Dataset entries:
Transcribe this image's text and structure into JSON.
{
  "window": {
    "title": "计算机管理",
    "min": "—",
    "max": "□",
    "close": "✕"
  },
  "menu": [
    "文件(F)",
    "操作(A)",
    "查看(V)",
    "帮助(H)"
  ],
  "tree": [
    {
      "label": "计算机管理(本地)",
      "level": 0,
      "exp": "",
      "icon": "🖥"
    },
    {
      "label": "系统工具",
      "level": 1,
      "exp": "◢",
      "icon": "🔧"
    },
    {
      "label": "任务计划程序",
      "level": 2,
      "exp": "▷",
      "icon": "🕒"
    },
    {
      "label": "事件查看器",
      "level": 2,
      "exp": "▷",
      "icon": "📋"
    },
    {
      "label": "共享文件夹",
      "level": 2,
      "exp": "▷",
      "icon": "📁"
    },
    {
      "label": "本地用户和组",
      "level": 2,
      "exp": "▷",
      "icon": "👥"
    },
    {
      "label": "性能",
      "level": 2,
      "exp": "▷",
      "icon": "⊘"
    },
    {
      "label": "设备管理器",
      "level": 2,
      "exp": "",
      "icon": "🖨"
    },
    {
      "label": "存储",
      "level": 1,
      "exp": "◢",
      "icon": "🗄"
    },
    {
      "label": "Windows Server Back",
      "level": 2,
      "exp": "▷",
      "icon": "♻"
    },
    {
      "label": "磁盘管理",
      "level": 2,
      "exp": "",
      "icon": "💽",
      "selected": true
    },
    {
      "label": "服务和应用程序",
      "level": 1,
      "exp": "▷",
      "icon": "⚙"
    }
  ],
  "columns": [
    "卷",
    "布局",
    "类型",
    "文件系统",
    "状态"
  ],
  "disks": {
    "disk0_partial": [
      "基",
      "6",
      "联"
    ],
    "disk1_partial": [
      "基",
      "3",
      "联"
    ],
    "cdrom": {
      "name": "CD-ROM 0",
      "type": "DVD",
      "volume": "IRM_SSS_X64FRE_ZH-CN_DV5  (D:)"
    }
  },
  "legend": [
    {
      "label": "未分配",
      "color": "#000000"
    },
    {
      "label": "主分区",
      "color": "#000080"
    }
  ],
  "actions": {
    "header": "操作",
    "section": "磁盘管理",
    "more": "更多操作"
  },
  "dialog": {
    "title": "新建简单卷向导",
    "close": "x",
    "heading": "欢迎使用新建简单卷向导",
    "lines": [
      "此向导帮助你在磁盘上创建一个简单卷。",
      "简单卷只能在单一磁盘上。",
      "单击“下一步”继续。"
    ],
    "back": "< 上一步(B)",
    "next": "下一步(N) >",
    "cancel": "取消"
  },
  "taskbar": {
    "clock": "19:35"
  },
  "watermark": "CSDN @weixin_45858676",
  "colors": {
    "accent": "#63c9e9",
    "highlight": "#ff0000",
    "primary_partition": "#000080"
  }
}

_INSTRUCTION:_
Reproduce every record, matching each line exactly.

_ANSWER FOR THE TASK:_
Transcribe this image's text and structure into JSON.
{
  "window": {
    "title": "计算机管理",
    "min": "—",
    "max": "□",
    "close": "✕"
  },
  "menu": [
    "文件(F)",
    "操作(A)",
    "查看(V)",
    "帮助(H)"
  ],
  "tree": [
    {
      "label": "计算机管理(本地)",
      "level": 0,
      "exp": "",
      "icon": "🖥"
    },
    {
      "label": "系统工具",
      "level": 1,
      "exp": "◢",
      "icon": "🔧"
    },
    {
      "label": "任务计划程序",
      "level": 2,
      "exp": "▷",
      "icon": "🕒"
    },
    {
      "label": "事件查看器",
      "level": 2,
      "exp": "▷",
      "icon": "📋"
    },
    {
      "label": "共享文件夹",
      "level": 2,
      "exp": "▷",
      "icon": "📁"
    },
    {
      "label": "本地用户和组",
      "level": 2,
      "exp": "▷",
      "icon": "👥"
    },
    {
      "label": "性能",
      "level": 2,
      "exp": "▷",
      "icon": "⊘"
    },
    {
      "label": "设备管理器",
      "level": 2,
      "exp": "",
      "icon": "🖨"
    },
    {
      "label": "存储",
      "level": 1,
      "exp": "◢",
      "icon": "🗄"
    },
    {
      "label": "Windows Server Back",
      "level": 2,
      "exp": "▷",
      "icon": "♻"
    },
    {
      "label": "磁盘管理",
      "level": 2,
      "exp": "",
      "icon": "💽",
      "selected": true
    },
    {
      "label": "服务和应用程序",
      "level": 1,
      "exp": "▷",
      "icon": "⚙"
    }
  ],
  "columns": [
    "卷",
    "布局",
    "类型",
    "文件系统",
    "状态"
  ],
  "disks": {
    "disk0_partial": [
      "基",
      "6",
      "联"
    ],
    "disk1_partial": [
      "基",
      "3",
      "联"
    ],
    "cdrom": {
      "name": "CD-ROM 0",
      "type": "DVD",
      "volume": "IRM_SSS_X64FRE_ZH-CN_DV5  (D:)"
    }
  },
  "legend": [
    {
      "label": "未分配",
      "color": "#000000"
    },
    {
      "label": "主分区",
      "color": "#000080"
    }
  ],
  "actions": {
    "header": "操作",
    "section": "磁盘管理",
    "more": "更多操作"
  },
  "dialog": {
    "title": "新建简单卷向导",
    "close": "x",
    "heading": "欢迎使用新建简单卷向导",
    "lines": [
      "此向导帮助你在磁盘上创建一个简单卷。",
      "简单卷只能在单一磁盘上。",
      "单击“下一步”继续。"
    ],
    "back": "< 上一步(B)",
    "next": "下一步(N) >",
    "cancel": "取消"
  },
  "taskbar": {
    "clock": "19:35"
  },
  "watermark": "CSDN @weixin_45858676",
  "colors": {
    "accent": "#63c9e9",
    "highlight": "#ff0000",
    "primary_partition": "#000080"
  }
}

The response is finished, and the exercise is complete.